-- Records shown start --

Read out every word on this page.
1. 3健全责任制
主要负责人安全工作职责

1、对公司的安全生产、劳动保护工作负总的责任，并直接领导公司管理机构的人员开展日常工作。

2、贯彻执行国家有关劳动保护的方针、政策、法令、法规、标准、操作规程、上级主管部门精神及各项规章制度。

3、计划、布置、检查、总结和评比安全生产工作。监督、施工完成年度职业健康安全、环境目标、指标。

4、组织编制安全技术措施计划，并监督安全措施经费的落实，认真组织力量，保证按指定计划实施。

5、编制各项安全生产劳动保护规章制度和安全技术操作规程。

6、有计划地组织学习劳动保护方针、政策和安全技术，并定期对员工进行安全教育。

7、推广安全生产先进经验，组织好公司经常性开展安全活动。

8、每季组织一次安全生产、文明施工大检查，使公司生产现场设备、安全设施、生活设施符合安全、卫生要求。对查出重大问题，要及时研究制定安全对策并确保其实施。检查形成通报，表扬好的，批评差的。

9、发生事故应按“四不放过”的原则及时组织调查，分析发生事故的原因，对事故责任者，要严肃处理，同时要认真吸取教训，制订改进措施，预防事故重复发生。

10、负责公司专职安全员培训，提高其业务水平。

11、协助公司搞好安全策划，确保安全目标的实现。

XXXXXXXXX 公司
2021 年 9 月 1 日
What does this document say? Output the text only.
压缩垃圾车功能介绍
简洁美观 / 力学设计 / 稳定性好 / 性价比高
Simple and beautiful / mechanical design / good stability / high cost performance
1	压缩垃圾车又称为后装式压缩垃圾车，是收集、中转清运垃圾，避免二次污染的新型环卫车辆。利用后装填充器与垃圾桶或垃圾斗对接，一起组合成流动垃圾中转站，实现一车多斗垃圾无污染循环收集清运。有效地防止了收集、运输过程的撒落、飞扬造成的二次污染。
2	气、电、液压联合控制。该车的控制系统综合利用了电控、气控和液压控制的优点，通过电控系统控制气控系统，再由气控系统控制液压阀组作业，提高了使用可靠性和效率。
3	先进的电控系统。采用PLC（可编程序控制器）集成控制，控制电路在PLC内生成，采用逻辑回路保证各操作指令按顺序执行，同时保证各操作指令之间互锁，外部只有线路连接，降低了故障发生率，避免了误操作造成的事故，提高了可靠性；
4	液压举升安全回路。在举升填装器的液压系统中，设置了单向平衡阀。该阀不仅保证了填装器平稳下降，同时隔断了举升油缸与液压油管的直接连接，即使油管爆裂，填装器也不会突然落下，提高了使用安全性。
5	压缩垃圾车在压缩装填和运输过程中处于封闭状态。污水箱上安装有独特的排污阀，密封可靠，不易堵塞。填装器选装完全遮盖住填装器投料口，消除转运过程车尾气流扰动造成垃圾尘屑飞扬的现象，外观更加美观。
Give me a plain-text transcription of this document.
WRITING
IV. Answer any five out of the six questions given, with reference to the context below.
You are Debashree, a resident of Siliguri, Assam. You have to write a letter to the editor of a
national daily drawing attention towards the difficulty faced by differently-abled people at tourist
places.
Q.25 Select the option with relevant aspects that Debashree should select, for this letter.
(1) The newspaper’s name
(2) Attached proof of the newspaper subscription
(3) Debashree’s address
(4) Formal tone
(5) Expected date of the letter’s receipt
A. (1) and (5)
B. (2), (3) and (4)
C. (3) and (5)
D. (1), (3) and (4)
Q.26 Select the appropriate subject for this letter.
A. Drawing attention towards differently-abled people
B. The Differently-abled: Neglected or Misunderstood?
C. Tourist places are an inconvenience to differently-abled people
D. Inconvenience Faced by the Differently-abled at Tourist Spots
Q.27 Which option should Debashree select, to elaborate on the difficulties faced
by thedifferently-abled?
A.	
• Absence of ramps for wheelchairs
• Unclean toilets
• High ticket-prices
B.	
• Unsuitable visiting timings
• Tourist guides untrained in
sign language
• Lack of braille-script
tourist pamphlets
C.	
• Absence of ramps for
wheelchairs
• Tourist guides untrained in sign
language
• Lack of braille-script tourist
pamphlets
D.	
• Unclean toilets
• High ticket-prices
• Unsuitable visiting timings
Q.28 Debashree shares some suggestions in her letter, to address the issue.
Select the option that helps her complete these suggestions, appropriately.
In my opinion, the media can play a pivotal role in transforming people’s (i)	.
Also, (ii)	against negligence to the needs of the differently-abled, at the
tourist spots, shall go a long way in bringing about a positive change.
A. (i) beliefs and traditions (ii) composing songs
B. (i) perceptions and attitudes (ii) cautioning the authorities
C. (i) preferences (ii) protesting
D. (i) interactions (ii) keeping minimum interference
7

-- Records shown end --

» **Goal of the exercise**:
Reproduce the data, keeping every line exactly the same.

» **Finished answer**:
Read out every word on this page.
1. 3健全责任制
主要负责人安全工作职责

1、对公司的安全生产、劳动保护工作负总的责任，并直接领导公司管理机构的人员开展日常工作。

2、贯彻执行国家有关劳动保护的方针、政策、法令、法规、标准、操作规程、上级主管部门精神及各项规章制度。

3、计划、布置、检查、总结和评比安全生产工作。监督、施工完成年度职业健康安全、环境目标、指标。

4、组织编制安全技术措施计划，并监督安全措施经费的落实，认真组织力量，保证按指定计划实施。

5、编制各项安全生产劳动保护规章制度和安全技术操作规程。

6、有计划地组织学习劳动保护方针、政策和安全技术，并定期对员工进行安全教育。

7、推广安全生产先进经验，组织好公司经常性开展安全活动。

8、每季组织一次安全生产、文明施工大检查，使公司生产现场设备、安全设施、生活设施符合安全、卫生要求。对查出重大问题，要及时研究制定安全对策并确保其实施。检查形成通报，表扬好的，批评差的。

9、发生事故应按“四不放过”的原则及时组织调查，分析发生事故的原因，对事故责任者，要严肃处理，同时要认真吸取教训，制订改进措施，预防事故重复发生。

10、负责公司专职安全员培训，提高其业务水平。

11、协助公司搞好安全策划，确保安全目标的实现。

XXXXXXXXX 公司
2021 年 9 月 1 日
What does this document say? Output the text only.
压缩垃圾车功能介绍
简洁美观 / 力学设计 / 稳定性好 / 性价比高
Simple and beautiful / mechanical design / good stability / high cost performance
1	压缩垃圾车又称为后装式压缩垃圾车，是收集、中转清运垃圾，避免二次污染的新型环卫车辆。利用后装填充器与垃圾桶或垃圾斗对接，一起组合成流动垃圾中转站，实现一车多斗垃圾无污染循环收集清运。有效地防止了收集、运输过程的撒落、飞扬造成的二次污染。
2	气、电、液压联合控制。该车的控制系统综合利用了电控、气控和液压控制的优点，通过电控系统控制气控系统，再由气控系统控制液压阀组作业，提高了使用可靠性和效率。
3	先进的电控系统。采用PLC（可编程序控制器）集成控制，控制电路在PLC内生成，采用逻辑回路保证各操作指令按顺序执行，同时保证各操作指令之间互锁，外部只有线路连接，降低了故障发生率，避免了误操作造成的事故，提高了可靠性；
4	液压举升安全回路。在举升填装器的液压系统中，设置了单向平衡阀。该阀不仅保证了填装器平稳下降，同时隔断了举升油缸与液压油管的直接连接，即使油管爆裂，填装器也不会突然落下，提高了使用安全性。
5	压缩垃圾车在压缩装填和运输过程中处于封闭状态。污水箱上安装有独特的排污阀，密封可靠，不易堵塞。填装器选装完全遮盖住填装器投料口，消除转运过程车尾气流扰动造成垃圾尘屑飞扬的现象，外观更加美观。
Give me a plain-text transcription of this document.
WRITING
IV. Answer any five out of the six questions given, with reference to the context below.
You are Debashree, a resident of Siliguri, Assam. You have to write a letter to the editor of a
national daily drawing attention towards the difficulty faced by differently-abled people at tourist
places.
Q.25 Select the option with relevant aspects that Debashree should select, for this letter.
(1) The newspaper’s name
(2) Attached proof of the newspaper subscription
(3) Debashree’s address
(4) Formal tone
(5) Expected date of the letter’s receipt
A. (1) and (5)
B. (2), (3) and (4)
C. (3) and (5)
D. (1), (3) and (4)
Q.26 Select the appropriate subject for this letter.
A. Drawing attention towards differently-abled people
B. The Differently-abled: Neglected or Misunderstood?
C. Tourist places are an inconvenience to differently-abled people
D. Inconvenience Faced by the Differently-abled at Tourist Spots
Q.27 Which option should Debashree select, to elaborate on the difficulties faced
by thedifferently-abled?
A.	
• Absence of ramps for wheelchairs
• Unclean toilets
• High ticket-prices
B.	
• Unsuitable visiting timings
• Tourist guides untrained in
sign language
• Lack of braille-script
tourist pamphlets
C.	
• Absence of ramps for
wheelchairs
• Tourist guides untrained in sign
language
• Lack of braille-script tourist
pamphlets
D.	
• Unclean toilets
• High ticket-prices
• Unsuitable visiting timings
Q.28 Debashree shares some suggestions in her letter, to address the issue.
Select the option that helps her complete these suggestions, appropriately.
In my opinion, the media can play a pivotal role in transforming people’s (i)	.
Also, (ii)	against negligence to the needs of the differently-abled, at the
tourist spots, shall go a long way in bringing about a positive change.
A. (i) beliefs and traditions (ii) composing songs
B. (i) perceptions and attitudes (ii) cautioning the authorities
C. (i) preferences (ii) protesting
D. (i) interactions (ii) keeping minimum interference
7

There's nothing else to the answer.